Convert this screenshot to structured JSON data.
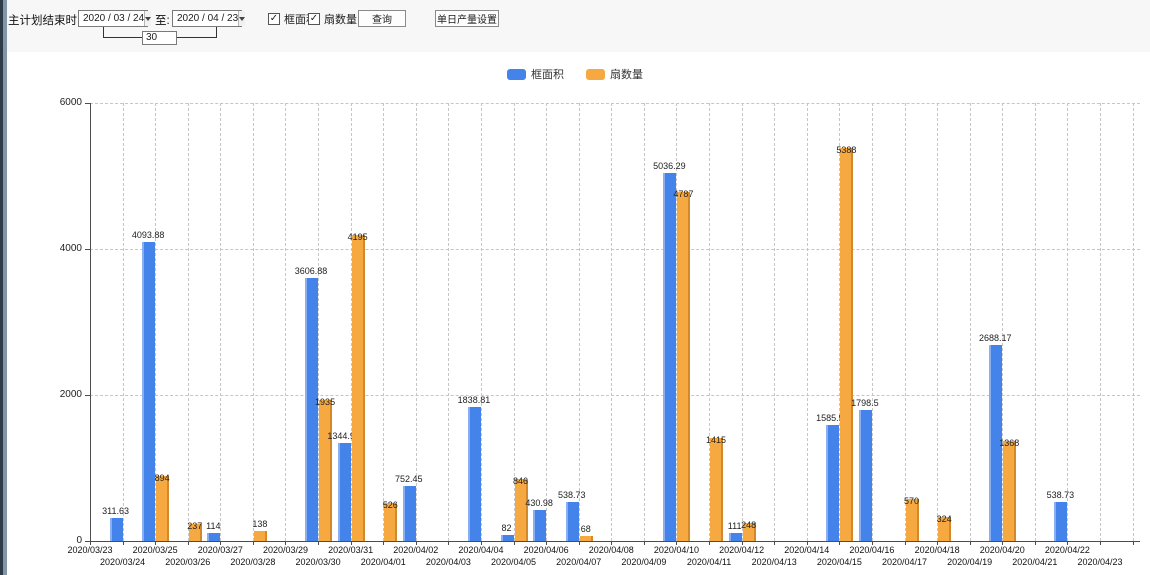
{
  "toolbar": {
    "plan_end_label": "主计划结束时间:",
    "date_from": "2020 / 03 / 24",
    "to_label": "至:",
    "date_to": "2020 / 04 / 23",
    "interval_days": "30",
    "check_glyph": "✓",
    "checkboxes": [
      {
        "label": "框面积",
        "checked": true
      },
      {
        "label": "扇数量",
        "checked": true
      }
    ],
    "query_button": "查询",
    "daily_output_button": "单日产量设置"
  },
  "legend": {
    "items": [
      {
        "label": "框面积",
        "color": "#4484ea"
      },
      {
        "label": "扇数量",
        "color": "#f5a940"
      }
    ]
  },
  "chart_data": {
    "type": "bar",
    "categories": [
      "2020/03/23",
      "2020/03/24",
      "2020/03/25",
      "2020/03/26",
      "2020/03/27",
      "2020/03/28",
      "2020/03/29",
      "2020/03/30",
      "2020/03/31",
      "2020/04/01",
      "2020/04/02",
      "2020/04/03",
      "2020/04/04",
      "2020/04/05",
      "2020/04/06",
      "2020/04/07",
      "2020/04/08",
      "2020/04/09",
      "2020/04/10",
      "2020/04/11",
      "2020/04/12",
      "2020/04/13",
      "2020/04/14",
      "2020/04/15",
      "2020/04/16",
      "2020/04/17",
      "2020/04/18",
      "2020/04/19",
      "2020/04/20",
      "2020/04/21",
      "2020/04/22",
      "2020/04/23"
    ],
    "series": [
      {
        "name": "框面积",
        "color": "#4484ea",
        "values": [
          0,
          311.63,
          4093.88,
          0,
          114,
          0,
          0,
          3606.88,
          1344.95,
          0,
          752.45,
          0,
          1838.81,
          82,
          430.98,
          538.73,
          0,
          0,
          5036.29,
          0,
          111,
          0,
          0,
          1585.96,
          1798.5,
          0,
          0,
          0,
          2688.17,
          0,
          538.73,
          0
        ]
      },
      {
        "name": "扇数量",
        "color": "#f5a940",
        "values": [
          0,
          0,
          894,
          237,
          0,
          138,
          0,
          1935,
          4195,
          526,
          0,
          0,
          0,
          846,
          0,
          68,
          0,
          0,
          4787,
          1415,
          248,
          0,
          0,
          5388,
          0,
          570,
          324,
          0,
          1368,
          0,
          0,
          0
        ]
      }
    ],
    "ylim": [
      0,
      6000
    ],
    "yticks": [
      0,
      2000,
      4000,
      6000
    ],
    "grid": true,
    "legend_position": "top-center",
    "xlabel": "",
    "ylabel": ""
  }
}
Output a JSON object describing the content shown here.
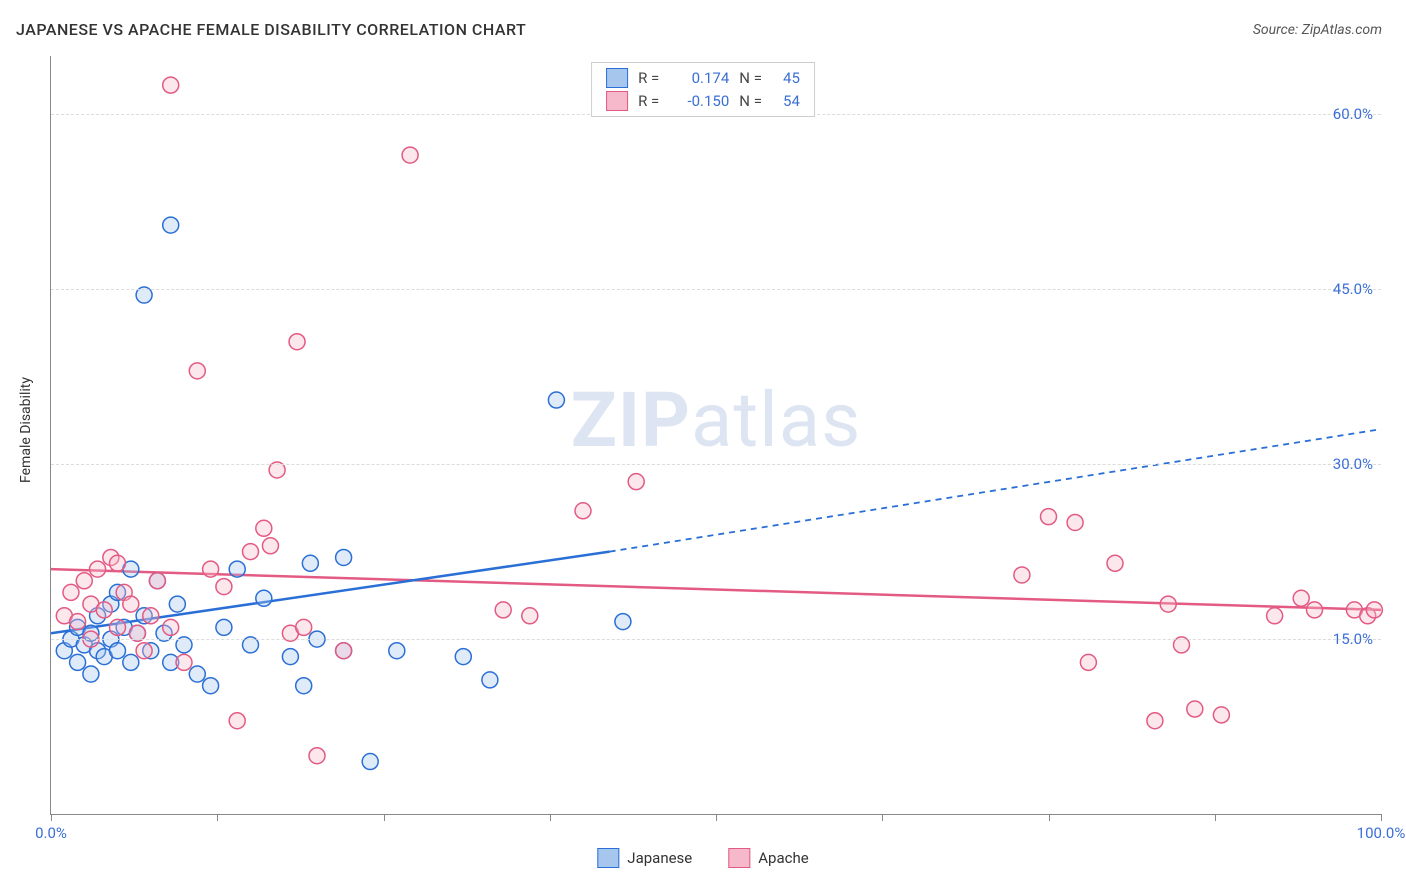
{
  "title": "JAPANESE VS APACHE FEMALE DISABILITY CORRELATION CHART",
  "source_label": "Source: ZipAtlas.com",
  "watermark_a": "ZIP",
  "watermark_b": "atlas",
  "y_axis_title": "Female Disability",
  "chart": {
    "type": "scatter",
    "xlim": [
      0,
      100
    ],
    "ylim": [
      0,
      65
    ],
    "x_ticks": [
      0,
      12.5,
      25,
      37.5,
      50,
      62.5,
      75,
      87.5,
      100
    ],
    "x_tick_labels": {
      "0": "0.0%",
      "100": "100.0%"
    },
    "y_gridlines": [
      15,
      30,
      45,
      60
    ],
    "y_tick_labels": {
      "15": "15.0%",
      "30": "30.0%",
      "45": "45.0%",
      "60": "60.0%"
    },
    "background_color": "#ffffff",
    "grid_color": "#dcdcdc",
    "axis_color": "#888888",
    "marker_radius": 8,
    "marker_stroke_width": 1.5,
    "marker_fill_opacity": 0.35,
    "series": [
      {
        "name": "Japanese",
        "legend_label": "Japanese",
        "stroke": "#2a6fd6",
        "fill": "#a6c6ee",
        "R_label": "R =",
        "R_value": "0.174",
        "N_label": "N =",
        "N_value": "45",
        "trend": {
          "x1": 0,
          "y1": 15.5,
          "x_solid_end": 42,
          "y_solid_end": 22.5,
          "x2": 100,
          "y2": 33.0,
          "solid_width": 2.5,
          "dash": "6,5"
        },
        "points": [
          [
            1,
            14
          ],
          [
            1.5,
            15
          ],
          [
            2,
            13
          ],
          [
            2,
            16
          ],
          [
            2.5,
            14.5
          ],
          [
            3,
            12
          ],
          [
            3,
            15.5
          ],
          [
            3.5,
            14
          ],
          [
            3.5,
            17
          ],
          [
            4,
            13.5
          ],
          [
            4.5,
            15
          ],
          [
            4.5,
            18
          ],
          [
            5,
            14
          ],
          [
            5,
            19
          ],
          [
            5.5,
            16
          ],
          [
            6,
            13
          ],
          [
            6,
            21
          ],
          [
            6.5,
            15.5
          ],
          [
            7,
            44.5
          ],
          [
            7,
            17
          ],
          [
            7.5,
            14
          ],
          [
            8,
            20
          ],
          [
            8.5,
            15.5
          ],
          [
            9,
            50.5
          ],
          [
            9,
            13
          ],
          [
            9.5,
            18
          ],
          [
            10,
            14.5
          ],
          [
            11,
            12
          ],
          [
            12,
            11
          ],
          [
            13,
            16
          ],
          [
            14,
            21
          ],
          [
            15,
            14.5
          ],
          [
            16,
            18.5
          ],
          [
            18,
            13.5
          ],
          [
            19,
            11
          ],
          [
            19.5,
            21.5
          ],
          [
            20,
            15
          ],
          [
            22,
            22
          ],
          [
            22,
            14
          ],
          [
            24,
            4.5
          ],
          [
            26,
            14
          ],
          [
            31,
            13.5
          ],
          [
            33,
            11.5
          ],
          [
            38,
            35.5
          ],
          [
            43,
            16.5
          ]
        ]
      },
      {
        "name": "Apache",
        "legend_label": "Apache",
        "stroke": "#e35a82",
        "fill": "#f5b9cb",
        "R_label": "R =",
        "R_value": "-0.150",
        "N_label": "N =",
        "N_value": "54",
        "trend": {
          "x1": 0,
          "y1": 21.0,
          "x_solid_end": 100,
          "y_solid_end": 17.5,
          "x2": 100,
          "y2": 17.5,
          "solid_width": 2.5,
          "dash": ""
        },
        "points": [
          [
            1,
            17
          ],
          [
            1.5,
            19
          ],
          [
            2,
            16.5
          ],
          [
            2.5,
            20
          ],
          [
            3,
            18
          ],
          [
            3,
            15
          ],
          [
            3.5,
            21
          ],
          [
            4,
            17.5
          ],
          [
            4.5,
            22
          ],
          [
            5,
            16
          ],
          [
            5,
            21.5
          ],
          [
            5.5,
            19
          ],
          [
            6,
            18
          ],
          [
            6.5,
            15.5
          ],
          [
            7,
            14
          ],
          [
            7.5,
            17
          ],
          [
            8,
            20
          ],
          [
            9,
            62.5
          ],
          [
            9,
            16
          ],
          [
            10,
            13
          ],
          [
            11,
            38
          ],
          [
            12,
            21
          ],
          [
            13,
            19.5
          ],
          [
            14,
            8
          ],
          [
            15,
            22.5
          ],
          [
            16,
            24.5
          ],
          [
            16.5,
            23
          ],
          [
            17,
            29.5
          ],
          [
            18,
            15.5
          ],
          [
            18.5,
            40.5
          ],
          [
            19,
            16
          ],
          [
            20,
            5
          ],
          [
            22,
            14
          ],
          [
            27,
            56.5
          ],
          [
            34,
            17.5
          ],
          [
            36,
            17
          ],
          [
            40,
            26
          ],
          [
            44,
            28.5
          ],
          [
            73,
            20.5
          ],
          [
            75,
            25.5
          ],
          [
            77,
            25
          ],
          [
            78,
            13
          ],
          [
            80,
            21.5
          ],
          [
            83,
            8
          ],
          [
            84,
            18
          ],
          [
            85,
            14.5
          ],
          [
            86,
            9
          ],
          [
            88,
            8.5
          ],
          [
            92,
            17
          ],
          [
            94,
            18.5
          ],
          [
            95,
            17.5
          ],
          [
            98,
            17.5
          ],
          [
            99,
            17
          ],
          [
            99.5,
            17.5
          ]
        ]
      }
    ]
  },
  "legend_bottom": [
    {
      "label": "Japanese",
      "fill": "#a6c6ee",
      "stroke": "#2a6fd6"
    },
    {
      "label": "Apache",
      "fill": "#f5b9cb",
      "stroke": "#e35a82"
    }
  ],
  "colors": {
    "title": "#333333",
    "tick_label": "#3b6fd6",
    "stat_value": "#3b6fd6",
    "stat_label": "#444444"
  },
  "fontsize": {
    "title": 16,
    "tick": 15,
    "axis_title": 14,
    "legend": 15,
    "stat": 15,
    "watermark": 76
  }
}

____________

-- Task to carry out --
Check every line of the listing for the string "name" and report how many lines have it, as a number alone.

-- Solved exercise --
4